begin Stored rows

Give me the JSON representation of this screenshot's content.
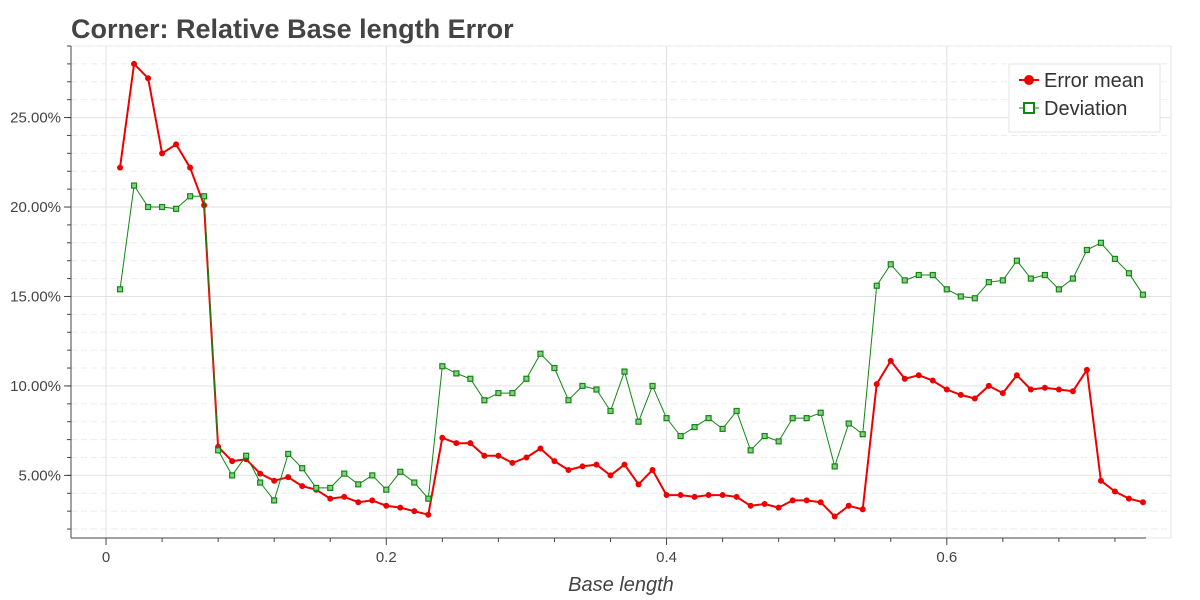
{
  "chart_data": {
    "type": "line",
    "title": "Corner: Relative Base length Error",
    "xlabel": "Base length",
    "ylabel": "",
    "xlim": [
      -0.025,
      0.76
    ],
    "ylim": [
      0.015,
      0.29
    ],
    "x_ticks": [
      {
        "value": 0,
        "label": "0"
      },
      {
        "value": 0.2,
        "label": "0.2"
      },
      {
        "value": 0.4,
        "label": "0.4"
      },
      {
        "value": 0.6,
        "label": "0.6"
      }
    ],
    "y_ticks": [
      {
        "value": 0.05,
        "label": "5.00%"
      },
      {
        "value": 0.1,
        "label": "10.00%"
      },
      {
        "value": 0.15,
        "label": "15.00%"
      },
      {
        "value": 0.2,
        "label": "20.00%"
      },
      {
        "value": 0.25,
        "label": "25.00%"
      }
    ],
    "grid": true,
    "legend_position": "top-right",
    "x": [
      0.01,
      0.02,
      0.03,
      0.04,
      0.05,
      0.06,
      0.07,
      0.08,
      0.09,
      0.1,
      0.11,
      0.12,
      0.13,
      0.14,
      0.15,
      0.16,
      0.17,
      0.18,
      0.19,
      0.2,
      0.21,
      0.22,
      0.23,
      0.24,
      0.25,
      0.26,
      0.27,
      0.28,
      0.29,
      0.3,
      0.31,
      0.32,
      0.33,
      0.34,
      0.35,
      0.36,
      0.37,
      0.38,
      0.39,
      0.4,
      0.41,
      0.42,
      0.43,
      0.44,
      0.45,
      0.46,
      0.47,
      0.48,
      0.49,
      0.5,
      0.51,
      0.52,
      0.53,
      0.54,
      0.55,
      0.56,
      0.57,
      0.58,
      0.59,
      0.6,
      0.61,
      0.62,
      0.63,
      0.64,
      0.65,
      0.66,
      0.67,
      0.68,
      0.69,
      0.7,
      0.71,
      0.72,
      0.73,
      0.74
    ],
    "series": [
      {
        "name": "Error mean",
        "color": "#ee0000",
        "marker": "circle",
        "values": [
          0.222,
          0.28,
          0.272,
          0.23,
          0.235,
          0.222,
          0.201,
          0.066,
          0.058,
          0.059,
          0.051,
          0.047,
          0.049,
          0.044,
          0.042,
          0.037,
          0.038,
          0.035,
          0.036,
          0.033,
          0.032,
          0.03,
          0.028,
          0.071,
          0.068,
          0.068,
          0.061,
          0.061,
          0.057,
          0.06,
          0.065,
          0.058,
          0.053,
          0.055,
          0.056,
          0.05,
          0.056,
          0.045,
          0.053,
          0.039,
          0.039,
          0.038,
          0.039,
          0.039,
          0.038,
          0.033,
          0.034,
          0.032,
          0.036,
          0.036,
          0.035,
          0.027,
          0.033,
          0.031,
          0.101,
          0.114,
          0.104,
          0.106,
          0.103,
          0.098,
          0.095,
          0.093,
          0.1,
          0.096,
          0.106,
          0.098,
          0.099,
          0.098,
          0.097,
          0.109,
          0.047,
          0.041,
          0.037,
          0.035
        ]
      },
      {
        "name": "Deviation",
        "color": "#118811",
        "marker": "square",
        "values": [
          0.154,
          0.212,
          0.2,
          0.2,
          0.199,
          0.206,
          0.206,
          0.064,
          0.05,
          0.061,
          0.046,
          0.036,
          0.062,
          0.054,
          0.043,
          0.043,
          0.051,
          0.045,
          0.05,
          0.042,
          0.052,
          0.046,
          0.037,
          0.111,
          0.107,
          0.104,
          0.092,
          0.096,
          0.096,
          0.104,
          0.118,
          0.11,
          0.092,
          0.1,
          0.098,
          0.086,
          0.108,
          0.08,
          0.1,
          0.082,
          0.072,
          0.077,
          0.082,
          0.076,
          0.086,
          0.064,
          0.072,
          0.069,
          0.082,
          0.082,
          0.085,
          0.055,
          0.079,
          0.073,
          0.156,
          0.168,
          0.159,
          0.162,
          0.162,
          0.154,
          0.15,
          0.149,
          0.158,
          0.159,
          0.17,
          0.16,
          0.162,
          0.154,
          0.16,
          0.176,
          0.18,
          0.171,
          0.163,
          0.151
        ]
      }
    ]
  }
}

end Stored rows

Instructions to follow:
Take every line from the records above that has the word "Base" and copy it.

Solution:
    "title": "Corner: Relative Base length Error",
    "xlabel": "Base length",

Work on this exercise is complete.